**DETALHES DA TAREFA:**
Dê continuidade ao trecho sobre a reserva particular de mata em Santa Luzia do Itanhy, começando logo após a última frase.

**TRECHO DA PÁGINA:**
_ _ _ _ _ _ _
Os 700 hectares são parte do total de 1.700 de uma área particular, que por gerações os mesmos proprietários empresários são os que garantem a integridade da mata. Como o município de Santa Luzia do Itanhy se situa num antigo território de engenhos, a mata resistiu às queimadas, as plantações de cana-de-açúcar, logo depois, a pecuária e mais recentemente a monocultura do coco. "Já somos a quarta geração que preservamos a mata", enalteceu Ivan Leite, filho do proprietário da reserva, Jorge do Prado Leite.
Ele explicou que a área foi tornada reserva de proteção particular, através do decreto nº 442/89, do Instituto Brasileiro do Meio Ambiente e Recursos Renováveis (Ibama), concedendo-lhe o título de primeira Reserva Particular da Fauna e da Flora do Estado de Sergipe.
O maior problema é com a fiscalização da fauna. Constantemente os funcionários da fazenda são surpreendidos por caçadores que retiram da mata pacas, tatus, o pássaro conhecido como sangue-de-boi, dentre outros tipos, além de crustáceos num braço de mangue. "Lamentavelmente nem todas tem a mesma consciência e por vezes se tem a notícia de caçadores. A retirada de madeira ocorre de uma forma mais disfarçada e quando percebemos uma movimentação estranha, também chamamos a polícia do município de Santa Luzia", salienta.
Para Ivan Leite, um outro problema enfrentado pela reserva é a tributação imposta pelo Ibama, considerada por ele como absurda. Ele explica que a reserva de proteção permanente é averbada em cartório oficial, embora a órgão do meio ambiente entenda que se deve pagar imposto territorial rural, por entender que o documento do cartório não é suficiente para comprovar tal proteção.
_ _ _ _ _ _ _
**DADOS FORNECIDOS:**
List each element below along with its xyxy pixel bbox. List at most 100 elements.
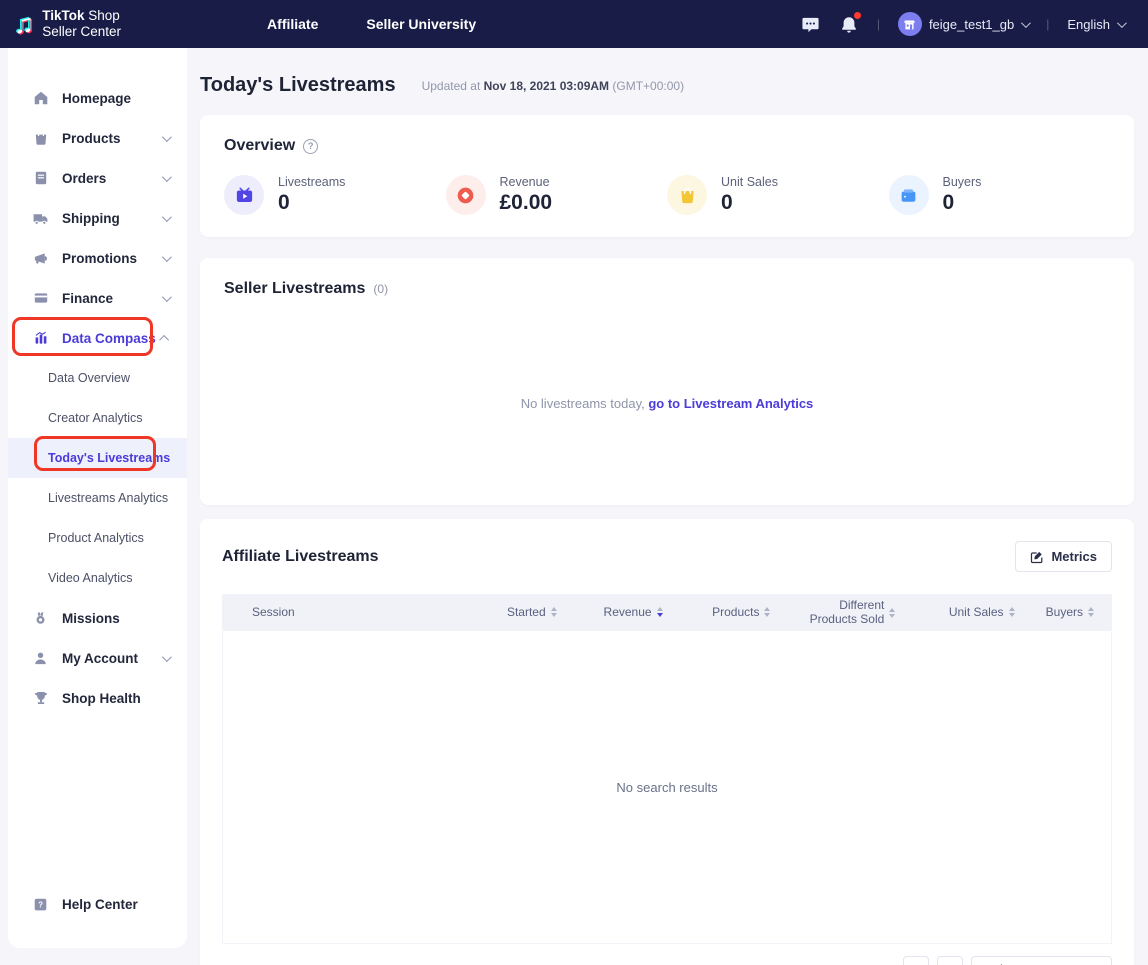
seller-livestreams-count: (0) (373, 282, 388, 296)
sidebar-subitem-todays-livestreams[interactable]: Today's Livestreams (8, 438, 187, 478)
column-buyers[interactable]: Buyers (1015, 606, 1094, 620)
chevron-down-icon (162, 652, 172, 662)
chevron-down-icon (1021, 18, 1031, 28)
user-icon (32, 650, 49, 667)
top-navbar: ♫ TikTok Shop Seller Center Affiliate Se… (0, 0, 1148, 48)
medal-icon (32, 610, 49, 627)
metric-livestreams: Livestreams 0 (224, 175, 446, 215)
go-to-livestream-analytics-link[interactable]: go to Livestream Analytics (648, 396, 813, 411)
table-empty-body: No search results (222, 631, 1112, 944)
orders-document-icon (32, 170, 49, 187)
navbar-links: Affiliate Seller University (267, 16, 476, 32)
column-revenue[interactable]: Revenue (557, 606, 663, 620)
logo-tiktok: TikTok (42, 8, 84, 23)
sidebar: Homepage Products Orders Shipping Promot… (8, 48, 187, 948)
avatar (898, 12, 922, 36)
no-results-text: No search results (616, 780, 717, 795)
sidebar-item-label: Orders (62, 171, 106, 186)
seller-livestreams-empty-state: No livestreams today, go to Livestream A… (200, 396, 1134, 411)
sidebar-item-label: Finance (62, 291, 113, 306)
trophy-icon (32, 690, 49, 707)
sidebar-item-label: Products (62, 131, 121, 146)
sidebar-subitem-creator-analytics[interactable]: Creator Analytics (8, 398, 187, 438)
sidebar-item-label: Shop Health (62, 691, 141, 706)
nav-link-seller-university[interactable]: Seller University (366, 16, 476, 32)
logo-shop: Shop (85, 8, 120, 23)
sidebar-subitem-data-overview[interactable]: Data Overview (8, 358, 187, 398)
chevron-up-icon (159, 334, 169, 344)
chevron-down-icon (162, 132, 172, 142)
nav-link-affiliate[interactable]: Affiliate (267, 16, 318, 32)
column-started[interactable]: Started (458, 606, 556, 620)
notifications-bell-icon[interactable] (839, 14, 859, 34)
sidebar-item-shop-health[interactable]: Shop Health (8, 678, 187, 718)
sidebar-item-my-account[interactable]: My Account (8, 638, 187, 678)
sidebar-item-label: Homepage (62, 91, 131, 106)
metrics-button[interactable]: Metrics (1015, 541, 1112, 572)
overview-title: Overview (224, 137, 295, 155)
sidebar-item-homepage[interactable]: Homepage (8, 78, 187, 118)
help-tooltip-icon[interactable]: ? (303, 139, 318, 154)
table-header-row: Session Started Revenue Products Differe… (222, 594, 1112, 631)
page-size-label: 10 items per page (982, 962, 1086, 965)
sidebar-item-label: Shipping (62, 211, 120, 226)
help-icon: ? (32, 896, 49, 913)
edit-icon (1030, 550, 1044, 564)
metric-label: Unit Sales (721, 175, 778, 189)
sidebar-item-label: Help Center (62, 897, 138, 912)
next-page-button[interactable] (937, 956, 963, 965)
sidebar-subitem-video-analytics[interactable]: Video Analytics (8, 558, 187, 598)
column-unit-sales[interactable]: Unit Sales (895, 606, 1014, 620)
language-selector[interactable]: English (1067, 17, 1124, 32)
messages-icon[interactable] (801, 14, 821, 34)
chevron-down-icon (162, 172, 172, 182)
page-header: Today's Livestreams Updated at Nov 18, 2… (200, 48, 1134, 115)
metric-label: Revenue (500, 175, 553, 189)
divider: | (877, 17, 880, 31)
shopping-bag-icon (32, 130, 49, 147)
logo-seller-center: Seller Center (42, 24, 121, 40)
column-different-products-sold[interactable]: Different Products Sold (770, 599, 895, 627)
sidebar-item-shipping[interactable]: Shipping (8, 198, 187, 238)
page-size-select[interactable]: 10 items per page (971, 956, 1112, 965)
updated-timestamp: Updated at Nov 18, 2021 03:09AM (GMT+00:… (422, 79, 684, 93)
sidebar-item-promotions[interactable]: Promotions (8, 238, 187, 278)
megaphone-icon (32, 250, 49, 267)
svg-text:?: ? (38, 900, 43, 909)
metric-label: Livestreams (278, 175, 345, 189)
metric-buyers: Buyers 0 (889, 175, 1111, 215)
sidebar-item-missions[interactable]: Missions (8, 598, 187, 638)
overview-card: Overview ? Livestreams 0 (200, 115, 1134, 237)
user-menu[interactable]: feige_test1_gb (898, 12, 1028, 36)
metric-revenue: Revenue £0.00 (446, 175, 668, 215)
sidebar-subitem-product-analytics[interactable]: Product Analytics (8, 518, 187, 558)
overview-title-row: Overview ? (224, 137, 1110, 155)
sidebar-item-data-compass[interactable]: Data Compass (8, 318, 187, 358)
metric-unit-sales: Unit Sales 0 (667, 175, 889, 215)
sidebar-item-finance[interactable]: Finance (8, 278, 187, 318)
divider: | (1046, 17, 1049, 31)
sidebar-subitem-livestreams-analytics[interactable]: Livestreams Analytics (8, 478, 187, 518)
pagination: 10 items per page (222, 956, 1112, 965)
metric-value: 0 (278, 191, 345, 215)
metrics-button-label: Metrics (1051, 549, 1097, 564)
affiliate-livestreams-title: Affiliate Livestreams (222, 548, 379, 566)
chevron-down-icon (162, 212, 172, 222)
home-icon (32, 90, 49, 107)
affiliate-livestreams-header: Affiliate Livestreams Metrics (222, 541, 1112, 572)
chevron-down-icon (162, 252, 172, 262)
metric-value: 0 (721, 191, 778, 215)
sidebar-item-orders[interactable]: Orders (8, 158, 187, 198)
column-products[interactable]: Products (663, 606, 771, 620)
tiktok-shop-logo[interactable]: ♫ TikTok Shop Seller Center (14, 8, 121, 40)
navbar-right: | feige_test1_gb | English (801, 12, 1124, 36)
logo-text: TikTok Shop Seller Center (42, 8, 121, 40)
notification-badge (854, 12, 861, 19)
previous-page-button[interactable] (903, 956, 929, 965)
sidebar-item-label: Missions (62, 611, 120, 626)
tiktok-note-icon: ♫ (14, 11, 34, 38)
sidebar-item-products[interactable]: Products (8, 118, 187, 158)
column-session: Session (252, 606, 458, 620)
seller-livestreams-title: Seller Livestreams (224, 280, 365, 298)
sidebar-item-help-center[interactable]: ? Help Center (8, 884, 187, 924)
_ _ _ _ _ _ _
**RESULTADO ESPERADO:**
Ivan Leite avalia que comprovar a reserva é fácil, pois existem fotografias facilmente acessíveis dos próprios órgãos do meio ambiente, bem como, hoje qualquer pessoa que visitar encontrará árvores centenárias.
O processo está tramitando em nível de Secretaria da Fazenda Nacional e o conhecimento no Conselho de Contribuintes tem sido dado causa ganha a outras questões semelhantes, revertendo em benefícios para àqueles que preservam a floresta. "Existe um impasse desagradável. O trabalho que estamos tendo e que estamos fazendo espontaneamente, por vezes, está sendo motivo de aborrecimento e preocupação", critica.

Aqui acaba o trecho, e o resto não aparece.